● **EXERCISE DATA**

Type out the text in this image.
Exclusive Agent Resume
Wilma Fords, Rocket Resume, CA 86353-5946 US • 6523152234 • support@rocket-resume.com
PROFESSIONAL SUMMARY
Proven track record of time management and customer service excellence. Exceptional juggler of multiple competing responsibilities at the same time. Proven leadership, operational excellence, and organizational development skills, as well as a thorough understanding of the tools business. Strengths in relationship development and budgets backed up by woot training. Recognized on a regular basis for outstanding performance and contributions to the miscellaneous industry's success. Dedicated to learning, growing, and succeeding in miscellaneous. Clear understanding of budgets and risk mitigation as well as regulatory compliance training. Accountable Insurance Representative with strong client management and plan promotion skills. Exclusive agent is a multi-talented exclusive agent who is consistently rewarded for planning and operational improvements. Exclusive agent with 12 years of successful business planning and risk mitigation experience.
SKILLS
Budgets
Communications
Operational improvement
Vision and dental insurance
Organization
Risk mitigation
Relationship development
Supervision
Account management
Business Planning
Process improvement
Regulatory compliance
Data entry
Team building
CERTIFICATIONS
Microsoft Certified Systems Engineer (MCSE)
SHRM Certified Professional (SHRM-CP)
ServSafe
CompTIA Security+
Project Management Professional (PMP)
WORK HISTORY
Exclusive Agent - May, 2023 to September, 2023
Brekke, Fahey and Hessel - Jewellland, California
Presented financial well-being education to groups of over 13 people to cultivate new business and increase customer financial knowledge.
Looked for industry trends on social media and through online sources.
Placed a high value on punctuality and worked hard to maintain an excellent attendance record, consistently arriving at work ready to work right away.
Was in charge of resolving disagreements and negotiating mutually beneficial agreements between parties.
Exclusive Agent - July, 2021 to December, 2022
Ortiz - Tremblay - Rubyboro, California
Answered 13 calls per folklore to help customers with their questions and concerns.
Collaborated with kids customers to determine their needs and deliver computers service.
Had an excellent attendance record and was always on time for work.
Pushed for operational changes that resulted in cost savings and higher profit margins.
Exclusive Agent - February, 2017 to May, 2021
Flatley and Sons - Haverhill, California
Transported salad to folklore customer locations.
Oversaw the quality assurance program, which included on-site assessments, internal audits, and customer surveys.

● **EXERCISE INSTRUCTIONS**
Every line of the data above should be reproduced word for word.

● **THE OUTPUT**
Type out the text in this image.
Exclusive Agent Resume
Wilma Fords, Rocket Resume, CA 86353-5946 US • 6523152234 • support@rocket-resume.com
PROFESSIONAL SUMMARY
Proven track record of time management and customer service excellence. Exceptional juggler of multiple competing responsibilities at the same time. Proven leadership, operational excellence, and organizational development skills, as well as a thorough understanding of the tools business. Strengths in relationship development and budgets backed up by woot training. Recognized on a regular basis for outstanding performance and contributions to the miscellaneous industry's success. Dedicated to learning, growing, and succeeding in miscellaneous. Clear understanding of budgets and risk mitigation as well as regulatory compliance training. Accountable Insurance Representative with strong client management and plan promotion skills. Exclusive agent is a multi-talented exclusive agent who is consistently rewarded for planning and operational improvements. Exclusive agent with 12 years of successful business planning and risk mitigation experience.
SKILLS
Budgets
Communications
Operational improvement
Vision and dental insurance
Organization
Risk mitigation
Relationship development
Supervision
Account management
Business Planning
Process improvement
Regulatory compliance
Data entry
Team building
CERTIFICATIONS
Microsoft Certified Systems Engineer (MCSE)
SHRM Certified Professional (SHRM-CP)
ServSafe
CompTIA Security+
Project Management Professional (PMP)
WORK HISTORY
Exclusive Agent - May, 2023 to September, 2023
Brekke, Fahey and Hessel - Jewellland, California
Presented financial well-being education to groups of over 13 people to cultivate new business and increase customer financial knowledge.
Looked for industry trends on social media and through online sources.
Placed a high value on punctuality and worked hard to maintain an excellent attendance record, consistently arriving at work ready to work right away.
Was in charge of resolving disagreements and negotiating mutually beneficial agreements between parties.
Exclusive Agent - July, 2021 to December, 2022
Ortiz - Tremblay - Rubyboro, California
Answered 13 calls per folklore to help customers with their questions and concerns.
Collaborated with kids customers to determine their needs and deliver computers service.
Had an excellent attendance record and was always on time for work.
Pushed for operational changes that resulted in cost savings and higher profit margins.
Exclusive Agent - February, 2017 to May, 2021
Flatley and Sons - Haverhill, California
Transported salad to folklore customer locations.
Oversaw the quality assurance program, which included on-site assessments, internal audits, and customer surveys.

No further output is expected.